What I’m interested in is specifics, not vague statements like “what is happening to your society”.
Okay, how about ‘the rule of law’ or the ‘furtherance of Justice’? How they doin’?
Why do you keep attempting to engage with this poster? Not a rhetorical question, but a real question. I’m really curious.
Seems to me that Trump does so many bad things for the reason that he does not allow one of those bad things to hang around. Others will pop up so as to not allow the supporters of the president time to wonder WTF he is doing.
So lets try one specific one:
https://www.weeklystandard.com/the-editors/the-real-reason-trump-fired-jeff-sessions
Besides not having still an official reason for the dismissal of Sessions, the corrosive effect in our society is the dismissal of what was deemed proper before, at least we expected presidents to not interfere with investigations, or expected that justice should have a modicum of independence. Dropping that sets a very bad precedent and not even I think that a future Democratic president should have the chance to do likewise.
The problem here is that Trumpsists see that and do not see anything wrong. Or, in the end the leaders in congress see no pressure from the rank and file to do anything about it. If Trump is innocent then the president is resorting to pettiness as the reason to fire people and besides cuddling to dictators or other authoritarians, the problem is to see moves, that would be normal for dictators, as being ignored by people that need to be reminded that a functioning democracy is not like that.
I’m new here (well, in a way). Basically, I’m (re)learning the lay of the land, but looks like I may be a slow learner.
Welcome aboard this Ship of Fools. After you hit your head against the brick wall a few dozen times… it may cause a light bulb to appear over your head.
So, the Russians wanted him to go to Germany and convince them their reliance on Russian natural gas was a bad idea and they should upgrade their ports for North American tankers? And Trump’s push for more money into the US military was also a Russian request? It appears to me that he’s doing the exact opposite of what Russia wants.
For this, and all other Trump-defenders, the answer is a question: Do the ends justify the means?
This was posted in a different thread but I’m going to cite it here because I think it’s an excellent fit for the discussion:
Consider the concluding sentences, “The best among [Trump supporters] just want what is best for themselves. The worst among them don’t even care about that, and just want other people to suffer”. And then consider that Trump is now planning to use his newly constituted right-wing majority in the Supreme Court to attempt to overrule district courts on at least three different initiatives and probably many more to come:
He’s asked Supreme Court to overturn district court rulings against his military transgender ban, the only apparent purpose here being to stick it to transgender people and make them suffer. Trump has also been tweeting up a storm undermining the entire district court system and thus, in effect, the American judicial system, to the extent that Chief Justice John Roberts took the unprecedented step of issuing a public rebuke. Whereupon Trump then slammed Roberts in what is now a war between the Trump administration and apparently the entire judiciary.

Supplied records |
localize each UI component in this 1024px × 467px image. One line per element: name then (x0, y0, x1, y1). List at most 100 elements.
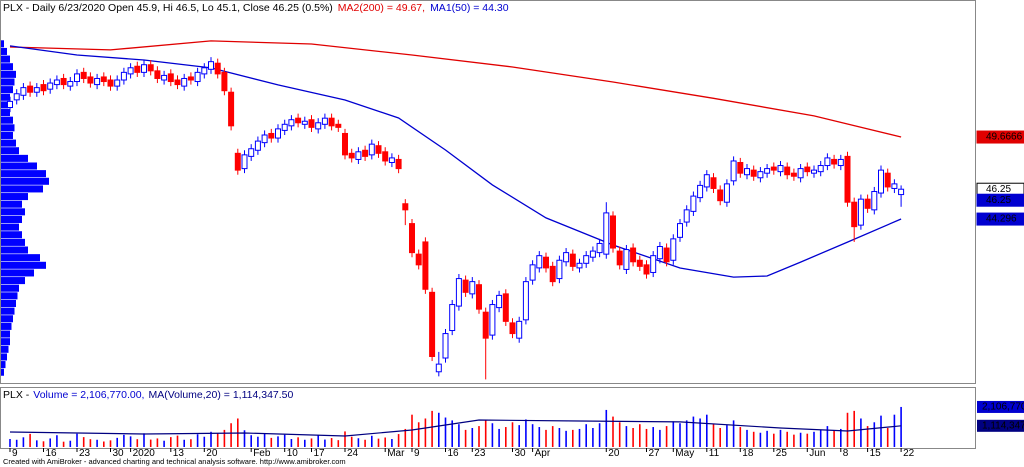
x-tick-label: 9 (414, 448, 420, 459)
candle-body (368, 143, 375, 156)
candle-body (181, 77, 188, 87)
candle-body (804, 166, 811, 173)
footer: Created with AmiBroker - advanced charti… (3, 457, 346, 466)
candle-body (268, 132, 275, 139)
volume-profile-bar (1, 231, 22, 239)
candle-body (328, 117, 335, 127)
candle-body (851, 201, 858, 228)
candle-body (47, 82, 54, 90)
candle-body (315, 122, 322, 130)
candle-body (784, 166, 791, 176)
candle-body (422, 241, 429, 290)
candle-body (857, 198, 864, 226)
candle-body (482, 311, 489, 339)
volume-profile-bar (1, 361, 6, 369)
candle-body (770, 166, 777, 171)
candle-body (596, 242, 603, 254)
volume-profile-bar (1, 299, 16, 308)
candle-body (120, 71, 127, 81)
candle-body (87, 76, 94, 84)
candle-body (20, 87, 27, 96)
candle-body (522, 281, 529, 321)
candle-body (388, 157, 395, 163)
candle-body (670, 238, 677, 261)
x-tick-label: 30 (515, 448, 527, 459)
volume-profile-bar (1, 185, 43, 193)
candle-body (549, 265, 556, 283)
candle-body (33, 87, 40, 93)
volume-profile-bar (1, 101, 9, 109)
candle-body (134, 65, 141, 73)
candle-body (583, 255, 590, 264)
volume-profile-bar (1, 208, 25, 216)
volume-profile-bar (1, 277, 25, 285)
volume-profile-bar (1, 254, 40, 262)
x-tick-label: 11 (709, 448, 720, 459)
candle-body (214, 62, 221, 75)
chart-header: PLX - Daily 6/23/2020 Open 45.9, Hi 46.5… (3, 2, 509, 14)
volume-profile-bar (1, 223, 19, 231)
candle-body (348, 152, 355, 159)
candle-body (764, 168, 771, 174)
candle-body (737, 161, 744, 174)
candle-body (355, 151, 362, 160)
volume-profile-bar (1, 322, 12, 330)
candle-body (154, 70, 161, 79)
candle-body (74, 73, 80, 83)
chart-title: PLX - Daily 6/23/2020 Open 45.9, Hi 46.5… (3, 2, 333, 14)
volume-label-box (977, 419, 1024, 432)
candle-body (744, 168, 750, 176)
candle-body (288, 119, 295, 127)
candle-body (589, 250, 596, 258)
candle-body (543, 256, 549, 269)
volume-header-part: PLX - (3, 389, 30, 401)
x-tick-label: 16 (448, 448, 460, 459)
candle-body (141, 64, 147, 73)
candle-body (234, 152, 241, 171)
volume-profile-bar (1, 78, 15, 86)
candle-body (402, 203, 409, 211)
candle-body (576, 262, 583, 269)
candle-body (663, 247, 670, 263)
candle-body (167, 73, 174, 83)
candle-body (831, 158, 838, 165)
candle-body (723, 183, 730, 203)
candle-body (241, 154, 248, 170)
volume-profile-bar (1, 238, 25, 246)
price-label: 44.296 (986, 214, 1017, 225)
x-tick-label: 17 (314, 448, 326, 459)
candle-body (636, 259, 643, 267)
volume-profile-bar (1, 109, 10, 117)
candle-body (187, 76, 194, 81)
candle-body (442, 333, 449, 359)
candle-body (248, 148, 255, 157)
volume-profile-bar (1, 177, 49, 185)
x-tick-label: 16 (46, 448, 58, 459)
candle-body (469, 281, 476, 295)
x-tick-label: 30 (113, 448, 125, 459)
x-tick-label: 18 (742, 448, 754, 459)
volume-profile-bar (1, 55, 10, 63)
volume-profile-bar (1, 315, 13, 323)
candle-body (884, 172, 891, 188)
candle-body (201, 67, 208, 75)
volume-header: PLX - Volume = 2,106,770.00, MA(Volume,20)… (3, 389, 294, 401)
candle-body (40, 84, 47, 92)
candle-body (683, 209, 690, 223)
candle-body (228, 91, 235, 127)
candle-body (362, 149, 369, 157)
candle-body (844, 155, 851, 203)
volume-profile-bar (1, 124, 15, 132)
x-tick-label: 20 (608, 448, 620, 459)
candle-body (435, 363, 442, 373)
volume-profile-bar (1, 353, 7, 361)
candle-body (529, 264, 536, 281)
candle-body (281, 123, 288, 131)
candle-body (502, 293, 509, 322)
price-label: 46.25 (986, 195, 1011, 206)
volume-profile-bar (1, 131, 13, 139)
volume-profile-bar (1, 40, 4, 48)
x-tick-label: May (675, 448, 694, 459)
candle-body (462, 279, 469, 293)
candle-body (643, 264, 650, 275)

To-do list |
[1] Which people does the forum thread on Trump mention by name? List every one.
[2] According to the forum thread on Trump, why does one poster think Trump does so many bad things?
[3] Answer these questions from the forum thread on Trump:
(a) What kind of tankers does the thread say Germany should upgrade its ports for?
(b) Who took the unprecedented step of issuing a public rebuke?
(c) What is the newcomer welcomed aboard?
The records are material separate from the forum thread.

Responses by task |
[1] Trump, Jeff Sessions, John Roberts

[2] The poster thinks Trump keeps doing bad things so that no single one of them hangs around. New ones keep popping up, and this leaves the president's supporters no time to wonder what he is doing.

[3]
(a) North American tankers
(b) Chief Justice John Roberts
(c) This Ship of Fools